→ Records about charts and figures
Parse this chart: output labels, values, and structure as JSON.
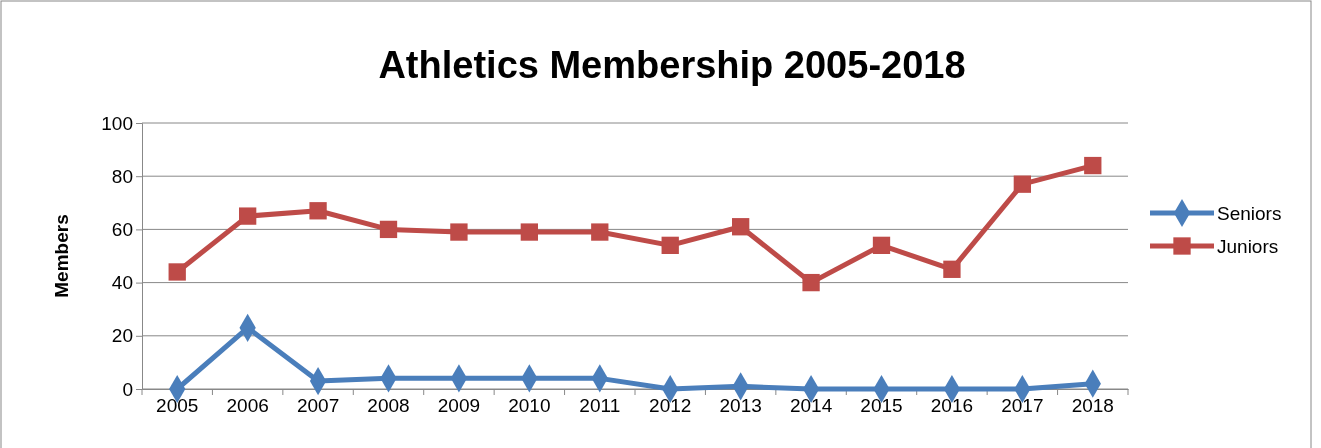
{
  "chart_data": {
    "type": "line",
    "title": "Athletics Membership 2005-2018",
    "ylabel": "Members",
    "categories": [
      "2005",
      "2006",
      "2007",
      "2008",
      "2009",
      "2010",
      "2011",
      "2012",
      "2013",
      "2014",
      "2015",
      "2016",
      "2017",
      "2018"
    ],
    "series": [
      {
        "name": "Seniors",
        "color": "#4a7ebb",
        "marker": "diamond",
        "values": [
          0,
          23,
          3,
          4,
          4,
          4,
          4,
          0,
          1,
          0,
          0,
          0,
          0,
          2
        ]
      },
      {
        "name": "Juniors",
        "color": "#be4b48",
        "marker": "square",
        "values": [
          44,
          65,
          67,
          60,
          59,
          59,
          59,
          54,
          61,
          40,
          54,
          45,
          77,
          84
        ]
      }
    ],
    "ylim": [
      0,
      100
    ],
    "yticks": [
      0,
      20,
      40,
      60,
      80,
      100
    ],
    "grid": "y",
    "legend": "right"
  }
}
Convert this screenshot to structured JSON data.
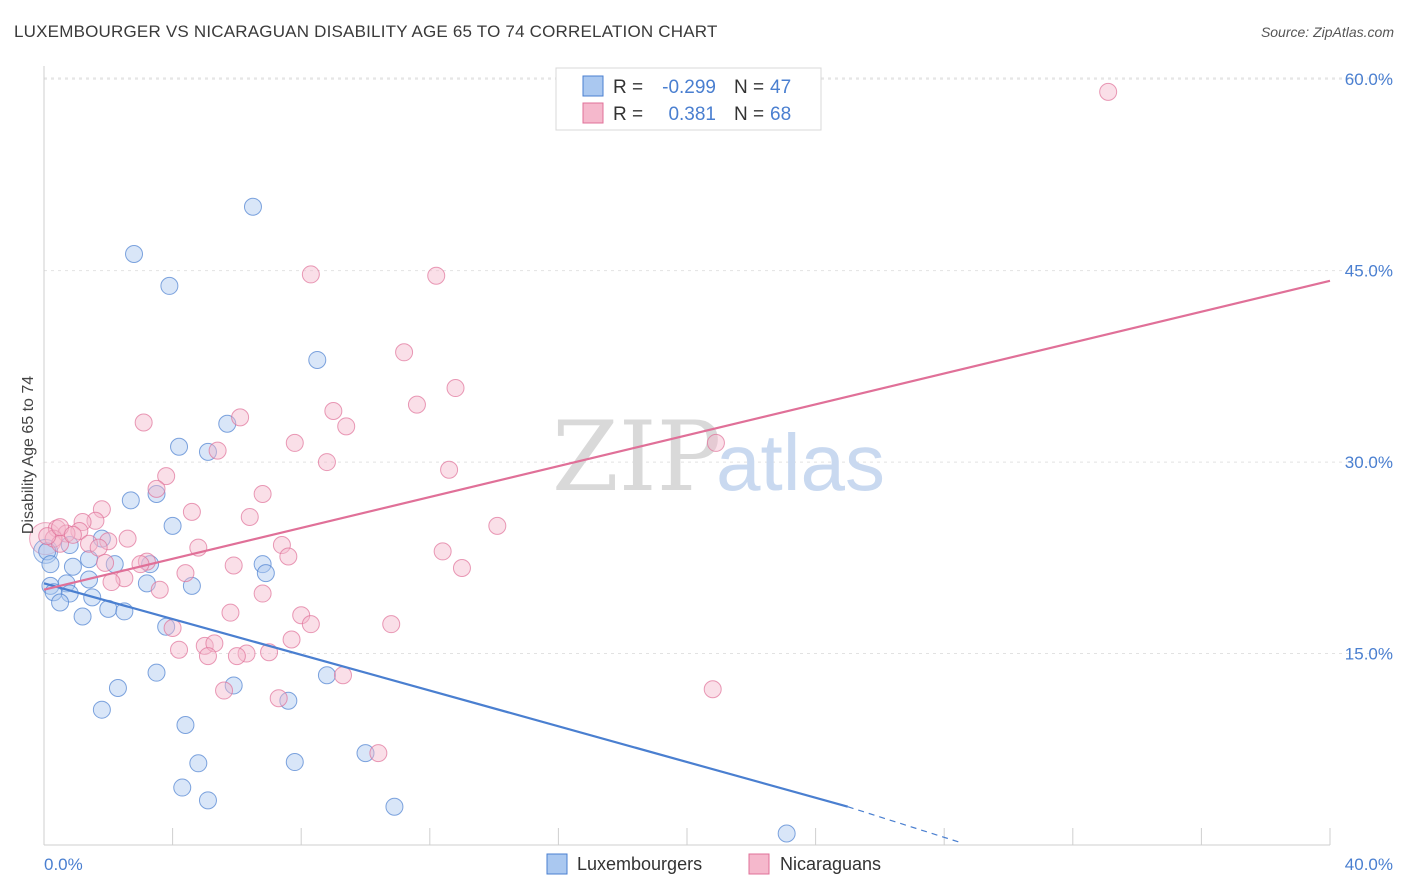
{
  "title": "LUXEMBOURGER VS NICARAGUAN DISABILITY AGE 65 TO 74 CORRELATION CHART",
  "source": "Source: ZipAtlas.com",
  "watermark": {
    "zip": "ZIP",
    "atlas": "atlas"
  },
  "colors": {
    "blue": "#4a7fd0",
    "blue_fill": "#aac8f0",
    "pink": "#e07098",
    "pink_fill": "#f5b8cc"
  },
  "legend": {
    "rows": [
      {
        "r_label": "R =",
        "r_value": "-0.299",
        "n_label": "N =",
        "n_value": "47"
      },
      {
        "r_label": "R =",
        "r_value": "0.381",
        "n_label": "N =",
        "n_value": "68"
      }
    ]
  },
  "bottom_legend": [
    "Luxembourgers",
    "Nicaraguans"
  ],
  "chart_data": {
    "type": "scatter",
    "title": "LUXEMBOURGER VS NICARAGUAN DISABILITY AGE 65 TO 74 CORRELATION CHART",
    "xlabel": "",
    "ylabel": "Disability Age 65 to 74",
    "xlim": [
      0,
      40
    ],
    "ylim": [
      0,
      60
    ],
    "x_tick_labels": [
      "0.0%",
      "40.0%"
    ],
    "y_ticks": [
      15,
      30,
      45,
      60
    ],
    "y_tick_labels": [
      "15.0%",
      "30.0%",
      "45.0%",
      "60.0%"
    ],
    "grid": true,
    "series": [
      {
        "name": "Luxembourgers",
        "r": -0.299,
        "n": 47,
        "trend": {
          "x": [
            0,
            25
          ],
          "y": [
            20.5,
            3.0
          ],
          "dashed_to": [
            28.5,
            0.2
          ]
        },
        "points": [
          [
            6.5,
            50.0
          ],
          [
            2.8,
            46.3
          ],
          [
            3.9,
            43.8
          ],
          [
            8.5,
            38.0
          ],
          [
            5.7,
            33.0
          ],
          [
            4.2,
            31.2
          ],
          [
            5.1,
            30.8
          ],
          [
            3.5,
            27.5
          ],
          [
            2.7,
            27.0
          ],
          [
            4.0,
            25.0
          ],
          [
            1.8,
            24.0
          ],
          [
            0.1,
            23.0
          ],
          [
            0.2,
            22.0
          ],
          [
            0.8,
            23.5
          ],
          [
            1.4,
            22.4
          ],
          [
            2.2,
            22.0
          ],
          [
            3.3,
            22.0
          ],
          [
            6.8,
            22.0
          ],
          [
            6.9,
            21.3
          ],
          [
            0.9,
            21.8
          ],
          [
            1.4,
            20.8
          ],
          [
            0.7,
            20.5
          ],
          [
            0.2,
            20.3
          ],
          [
            3.2,
            20.5
          ],
          [
            4.6,
            20.3
          ],
          [
            0.3,
            19.8
          ],
          [
            0.8,
            19.7
          ],
          [
            1.5,
            19.4
          ],
          [
            0.5,
            19.0
          ],
          [
            2.0,
            18.5
          ],
          [
            2.5,
            18.3
          ],
          [
            1.2,
            17.9
          ],
          [
            3.8,
            17.1
          ],
          [
            3.5,
            13.5
          ],
          [
            8.8,
            13.3
          ],
          [
            2.3,
            12.3
          ],
          [
            5.9,
            12.5
          ],
          [
            7.6,
            11.3
          ],
          [
            1.8,
            10.6
          ],
          [
            4.4,
            9.4
          ],
          [
            10.0,
            7.2
          ],
          [
            4.8,
            6.4
          ],
          [
            7.8,
            6.5
          ],
          [
            4.3,
            4.5
          ],
          [
            5.1,
            3.5
          ],
          [
            10.9,
            3.0
          ],
          [
            23.1,
            0.9
          ]
        ]
      },
      {
        "name": "Nicaraguans",
        "r": 0.381,
        "n": 68,
        "trend": {
          "x": [
            0,
            40
          ],
          "y": [
            20.0,
            44.2
          ]
        },
        "points": [
          [
            33.1,
            59.0
          ],
          [
            8.3,
            44.7
          ],
          [
            12.2,
            44.6
          ],
          [
            11.2,
            38.6
          ],
          [
            12.8,
            35.8
          ],
          [
            11.6,
            34.5
          ],
          [
            9.0,
            34.0
          ],
          [
            6.1,
            33.5
          ],
          [
            3.1,
            33.1
          ],
          [
            9.4,
            32.8
          ],
          [
            20.9,
            31.5
          ],
          [
            7.8,
            31.5
          ],
          [
            5.4,
            30.9
          ],
          [
            8.8,
            30.0
          ],
          [
            12.6,
            29.4
          ],
          [
            3.8,
            28.9
          ],
          [
            3.5,
            27.9
          ],
          [
            6.8,
            27.5
          ],
          [
            1.8,
            26.3
          ],
          [
            4.6,
            26.1
          ],
          [
            6.4,
            25.7
          ],
          [
            1.6,
            25.4
          ],
          [
            1.2,
            25.3
          ],
          [
            14.1,
            25.0
          ],
          [
            0.4,
            24.8
          ],
          [
            1.1,
            24.6
          ],
          [
            0.7,
            24.4
          ],
          [
            0.3,
            24.0
          ],
          [
            4.8,
            23.3
          ],
          [
            7.4,
            23.5
          ],
          [
            2.6,
            24.0
          ],
          [
            1.4,
            23.6
          ],
          [
            0.5,
            23.6
          ],
          [
            0.1,
            24.2
          ],
          [
            12.4,
            23.0
          ],
          [
            2.0,
            23.8
          ],
          [
            1.7,
            23.3
          ],
          [
            3.2,
            22.2
          ],
          [
            7.6,
            22.6
          ],
          [
            3.0,
            22.0
          ],
          [
            5.9,
            21.9
          ],
          [
            13.0,
            21.7
          ],
          [
            4.4,
            21.3
          ],
          [
            2.5,
            20.9
          ],
          [
            2.1,
            20.6
          ],
          [
            3.6,
            20.0
          ],
          [
            6.8,
            19.7
          ],
          [
            8.0,
            18.0
          ],
          [
            5.8,
            18.2
          ],
          [
            8.3,
            17.3
          ],
          [
            10.8,
            17.3
          ],
          [
            4.0,
            17.0
          ],
          [
            7.7,
            16.1
          ],
          [
            5.0,
            15.6
          ],
          [
            4.2,
            15.3
          ],
          [
            5.3,
            15.8
          ],
          [
            6.3,
            15.0
          ],
          [
            7.0,
            15.1
          ],
          [
            6.0,
            14.8
          ],
          [
            5.1,
            14.8
          ],
          [
            9.3,
            13.3
          ],
          [
            5.6,
            12.1
          ],
          [
            7.3,
            11.5
          ],
          [
            20.8,
            12.2
          ],
          [
            10.4,
            7.2
          ],
          [
            0.5,
            24.9
          ],
          [
            0.9,
            24.3
          ],
          [
            1.9,
            22.1
          ]
        ]
      }
    ]
  }
}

→ What to do
Reproduce every entry word for word, but skip any pictures.

→ Written solution
Parse this chart: output labels, values, and structure as JSON.
{
  "chart_data": {
    "type": "line",
    "title": "Athletics Membership 2005-2018",
    "ylabel": "Members",
    "categories": [
      "2005",
      "2006",
      "2007",
      "2008",
      "2009",
      "2010",
      "2011",
      "2012",
      "2013",
      "2014",
      "2015",
      "2016",
      "2017",
      "2018"
    ],
    "series": [
      {
        "name": "Seniors",
        "color": "#4a7ebb",
        "marker": "diamond",
        "values": [
          0,
          23,
          3,
          4,
          4,
          4,
          4,
          0,
          1,
          0,
          0,
          0,
          0,
          2
        ]
      },
      {
        "name": "Juniors",
        "color": "#be4b48",
        "marker": "square",
        "values": [
          44,
          65,
          67,
          60,
          59,
          59,
          59,
          54,
          61,
          40,
          54,
          45,
          77,
          84
        ]
      }
    ],
    "ylim": [
      0,
      100
    ],
    "yticks": [
      0,
      20,
      40,
      60,
      80,
      100
    ],
    "grid": "y",
    "legend": "right"
  }
}
Convert this screenshot to structured JSON data.
{
  "title": "LUXEMBOURGER VS NICARAGUAN DISABILITY AGE 65 TO 74 CORRELATION CHART",
  "source": "Source: ZipAtlas.com",
  "watermark": {
    "zip": "ZIP",
    "atlas": "atlas"
  },
  "colors": {
    "blue": "#4a7fd0",
    "blue_fill": "#aac8f0",
    "pink": "#e07098",
    "pink_fill": "#f5b8cc"
  },
  "legend": {
    "rows": [
      {
        "r_label": "R =",
        "r_value": "-0.299",
        "n_label": "N =",
        "n_value": "47"
      },
      {
        "r_label": "R =",
        "r_value": "0.381",
        "n_label": "N =",
        "n_value": "68"
      }
    ]
  },
  "bottom_legend": [
    "Luxembourgers",
    "Nicaraguans"
  ],
  "chart_data": {
    "type": "scatter",
    "title": "LUXEMBOURGER VS NICARAGUAN DISABILITY AGE 65 TO 74 CORRELATION CHART",
    "xlabel": "",
    "ylabel": "Disability Age 65 to 74",
    "xlim": [
      0,
      40
    ],
    "ylim": [
      0,
      60
    ],
    "x_tick_labels": [
      "0.0%",
      "40.0%"
    ],
    "y_ticks": [
      15,
      30,
      45,
      60
    ],
    "y_tick_labels": [
      "15.0%",
      "30.0%",
      "45.0%",
      "60.0%"
    ],
    "grid": true,
    "series": [
      {
        "name": "Luxembourgers",
        "r": -0.299,
        "n": 47,
        "trend": {
          "x": [
            0,
            25
          ],
          "y": [
            20.5,
            3.0
          ],
          "dashed_to": [
            28.5,
            0.2
          ]
        },
        "points": [
          [
            6.5,
            50.0
          ],
          [
            2.8,
            46.3
          ],
          [
            3.9,
            43.8
          ],
          [
            8.5,
            38.0
          ],
          [
            5.7,
            33.0
          ],
          [
            4.2,
            31.2
          ],
          [
            5.1,
            30.8
          ],
          [
            3.5,
            27.5
          ],
          [
            2.7,
            27.0
          ],
          [
            4.0,
            25.0
          ],
          [
            1.8,
            24.0
          ],
          [
            0.1,
            23.0
          ],
          [
            0.2,
            22.0
          ],
          [
            0.8,
            23.5
          ],
          [
            1.4,
            22.4
          ],
          [
            2.2,
            22.0
          ],
          [
            3.3,
            22.0
          ],
          [
            6.8,
            22.0
          ],
          [
            6.9,
            21.3
          ],
          [
            0.9,
            21.8
          ],
          [
            1.4,
            20.8
          ],
          [
            0.7,
            20.5
          ],
          [
            0.2,
            20.3
          ],
          [
            3.2,
            20.5
          ],
          [
            4.6,
            20.3
          ],
          [
            0.3,
            19.8
          ],
          [
            0.8,
            19.7
          ],
          [
            1.5,
            19.4
          ],
          [
            0.5,
            19.0
          ],
          [
            2.0,
            18.5
          ],
          [
            2.5,
            18.3
          ],
          [
            1.2,
            17.9
          ],
          [
            3.8,
            17.1
          ],
          [
            3.5,
            13.5
          ],
          [
            8.8,
            13.3
          ],
          [
            2.3,
            12.3
          ],
          [
            5.9,
            12.5
          ],
          [
            7.6,
            11.3
          ],
          [
            1.8,
            10.6
          ],
          [
            4.4,
            9.4
          ],
          [
            10.0,
            7.2
          ],
          [
            4.8,
            6.4
          ],
          [
            7.8,
            6.5
          ],
          [
            4.3,
            4.5
          ],
          [
            5.1,
            3.5
          ],
          [
            10.9,
            3.0
          ],
          [
            23.1,
            0.9
          ]
        ]
      },
      {
        "name": "Nicaraguans",
        "r": 0.381,
        "n": 68,
        "trend": {
          "x": [
            0,
            40
          ],
          "y": [
            20.0,
            44.2
          ]
        },
        "points": [
          [
            33.1,
            59.0
          ],
          [
            8.3,
            44.7
          ],
          [
            12.2,
            44.6
          ],
          [
            11.2,
            38.6
          ],
          [
            12.8,
            35.8
          ],
          [
            11.6,
            34.5
          ],
          [
            9.0,
            34.0
          ],
          [
            6.1,
            33.5
          ],
          [
            3.1,
            33.1
          ],
          [
            9.4,
            32.8
          ],
          [
            20.9,
            31.5
          ],
          [
            7.8,
            31.5
          ],
          [
            5.4,
            30.9
          ],
          [
            8.8,
            30.0
          ],
          [
            12.6,
            29.4
          ],
          [
            3.8,
            28.9
          ],
          [
            3.5,
            27.9
          ],
          [
            6.8,
            27.5
          ],
          [
            1.8,
            26.3
          ],
          [
            4.6,
            26.1
          ],
          [
            6.4,
            25.7
          ],
          [
            1.6,
            25.4
          ],
          [
            1.2,
            25.3
          ],
          [
            14.1,
            25.0
          ],
          [
            0.4,
            24.8
          ],
          [
            1.1,
            24.6
          ],
          [
            0.7,
            24.4
          ],
          [
            0.3,
            24.0
          ],
          [
            4.8,
            23.3
          ],
          [
            7.4,
            23.5
          ],
          [
            2.6,
            24.0
          ],
          [
            1.4,
            23.6
          ],
          [
            0.5,
            23.6
          ],
          [
            0.1,
            24.2
          ],
          [
            12.4,
            23.0
          ],
          [
            2.0,
            23.8
          ],
          [
            1.7,
            23.3
          ],
          [
            3.2,
            22.2
          ],
          [
            7.6,
            22.6
          ],
          [
            3.0,
            22.0
          ],
          [
            5.9,
            21.9
          ],
          [
            13.0,
            21.7
          ],
          [
            4.4,
            21.3
          ],
          [
            2.5,
            20.9
          ],
          [
            2.1,
            20.6
          ],
          [
            3.6,
            20.0
          ],
          [
            6.8,
            19.7
          ],
          [
            8.0,
            18.0
          ],
          [
            5.8,
            18.2
          ],
          [
            8.3,
            17.3
          ],
          [
            10.8,
            17.3
          ],
          [
            4.0,
            17.0
          ],
          [
            7.7,
            16.1
          ],
          [
            5.0,
            15.6
          ],
          [
            4.2,
            15.3
          ],
          [
            5.3,
            15.8
          ],
          [
            6.3,
            15.0
          ],
          [
            7.0,
            15.1
          ],
          [
            6.0,
            14.8
          ],
          [
            5.1,
            14.8
          ],
          [
            9.3,
            13.3
          ],
          [
            5.6,
            12.1
          ],
          [
            7.3,
            11.5
          ],
          [
            20.8,
            12.2
          ],
          [
            10.4,
            7.2
          ],
          [
            0.5,
            24.9
          ],
          [
            0.9,
            24.3
          ],
          [
            1.9,
            22.1
          ]
        ]
      }
    ]
  }
}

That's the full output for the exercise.